## Objectif
Traduisez en anglais cette phrase du jugement sur le permis de travail : « La demanderesse, une citoyenne des Philippines, a été victime de fraude. »

## Texte fourni
Dossier : IMM-258-11

Référence :  2012 CF 264

[TRADUCTION FRANÇAISE CERTIFIÉE, NON RÉVISÉE]

Toronto (Ontario), le 28 février 2012

En présence de monsieur le juge Zinn

 

ENTRE :

 

 

FE VILLANEUVA DIONGSON

 

 

 

demanderesse

 

et

 

 

 

LE MINISTRE DE LA CITOYENNETÉ ET DE L’IMMIGRATION

 

 

 

défendeur

 

 

 

 

 

           MOTIFS DU JUGEMENT ET JUGEMENT

 

[1]               Pour les motifs qui suivent, la présente demande est accueillie et la décision par laquelle, le 10 novembre 2010, une agente des non‑immigrants du Consulat général du Canada à Buffalo, New York (l’agente) a rejeté la demande de permis de travail de la demanderesse dans le cadre du Programme des aides familiaux résidants (PAFR), est infirmée.

 

[2]               La demanderesse, une citoyenne des Philippines, a été victime de fraude. En 2005, elle a été recrutée par Mme Fe Malab, à qui elle a dû verser en bout de ligne 6 000 $US aux fins de présenter une demande en vertu du PAFR et d’obtenir un Avis sur le marché du travail (AMT). Lorsque sa demande sous le régime du PAFR a été approuvée, elle a rencontré Mme Malab et lui a posé des questions sur son employeur au Canada, mais cette dernière lui a dit qu’elle ne connaissait pas encore l’identité de l’employeur, et que si Immigration lui posait la question, elle devrait inventer une réponse. La demanderesse a tenté d’appeler l’employeur dont le nom figurait sur l’AMT, mais elle n’a obtenu aucune réponse.

## Entrées fournies
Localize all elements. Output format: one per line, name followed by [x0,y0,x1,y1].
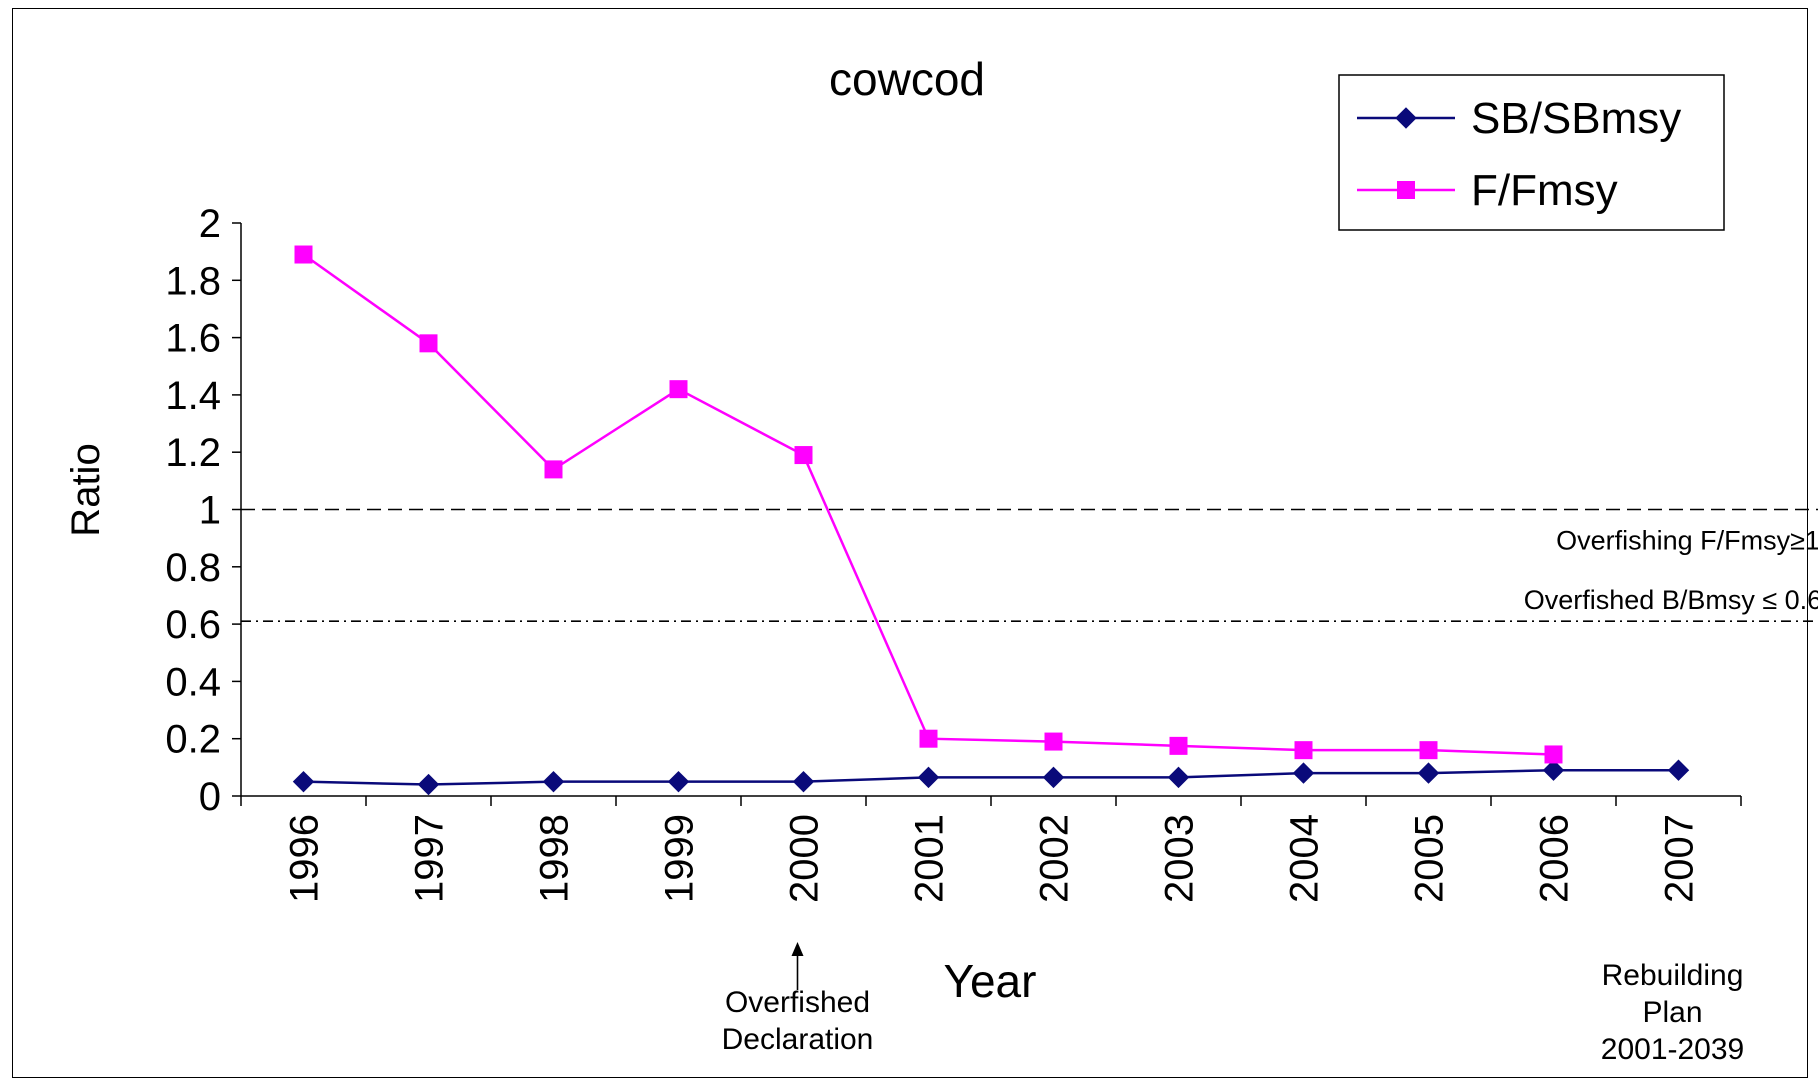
data-point [917,766,940,789]
y-axis-ticks: 0 0.2 0.4 0.6 0.8 1 1.2 1.4 1.6 1.8 2 [165,202,241,819]
chart-title: cowcod [829,53,985,105]
annotation-text: 2001-2039 [1601,1033,1744,1066]
data-point [417,773,440,796]
legend-label: SB/SBmsy [1471,94,1681,143]
reference-line-label: Overfished B/Bmsy ≤ 0.625 [1524,585,1818,615]
data-point [1044,732,1063,751]
series-line-2 [302,253,1554,756]
annotation-text: Overfished [725,986,870,1019]
annotation-text: Declaration [722,1023,874,1056]
x-tick-label: 2005 [1408,814,1452,903]
y-tick-label: 1.4 [165,374,221,418]
data-point [1294,741,1313,760]
y-tick-label: 2 [199,202,221,246]
y-tick-label: 0.4 [165,660,221,704]
data-point [1042,766,1065,789]
data-point [1667,759,1690,781]
y-tick-label: 1 [199,489,221,533]
reference-line-label: Overfishing F/Fmsy≥1 [1556,526,1818,556]
data-point [294,245,313,264]
annotations: Overfished Declaration Rebuilding Plan 2001-… [722,942,1744,1066]
data-point [667,770,690,793]
legend-marker [1397,181,1415,199]
annotation-arrowhead [791,942,804,956]
data-point [919,729,938,748]
legend-box [1338,74,1725,231]
data-point [1292,762,1315,784]
data-point [792,770,815,793]
x-tick-label: 2003 [1158,814,1202,903]
y-tick-label: 1.6 [165,317,221,361]
series-line-1 [303,768,1679,786]
legend: SB/SBmsy F/Fmsy [1338,74,1725,231]
data-point [1544,745,1563,764]
data-point [292,770,315,793]
x-tick-label: 2000 [783,814,827,903]
y-tick-label: 1.2 [165,431,221,475]
legend-items: SB/SBmsy F/Fmsy [1357,94,1681,215]
reference-lines: Overfishing F/Fmsy≥1 Overfished B/Bmsy ≤ … [241,508,1818,623]
x-tick-label: 1997 [408,814,452,903]
data-point [1417,762,1440,784]
y-tick-label: 0.2 [165,718,221,762]
annotation-text: Rebuilding [1602,959,1744,992]
data-point [542,770,565,793]
y-tick-label: 0.8 [165,546,221,590]
data-point [1419,741,1438,760]
legend-label: F/Fmsy [1471,166,1618,215]
x-tick-label: 1996 [283,814,327,903]
x-tick-label: 1999 [658,814,702,903]
x-tick-label: 2004 [1283,814,1327,903]
y-tick-label: 0 [199,775,221,819]
data-point [419,334,438,353]
data-point [669,380,688,399]
x-axis-ticks: 1996 1997 1998 1999 2000 2001 2002 2003 2004 2005… [240,796,1742,903]
x-tick-label: 1998 [533,814,577,903]
data-point [1167,766,1190,789]
y-tick-label: 0.6 [165,603,221,647]
x-axis-label: Year [944,955,1037,1007]
y-tick-label: 1.8 [165,259,221,303]
legend-marker [1395,107,1417,129]
x-tick-label: 2006 [1533,814,1577,903]
series-layer [292,245,1690,796]
data-point [794,446,813,465]
data-point [1169,736,1188,755]
x-tick-label: 2002 [1033,814,1077,903]
y-axis-label: Ratio [64,443,108,536]
annotation-text: Plan [1642,996,1702,1029]
data-point [1542,759,1565,781]
data-point [544,460,563,479]
x-tick-label: 2001 [908,814,952,903]
x-tick-label: 2007 [1658,814,1702,903]
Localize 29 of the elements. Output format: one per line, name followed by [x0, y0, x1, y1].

## Réponse
The applicant, a citizen of the Philippines, was the victim of fraud.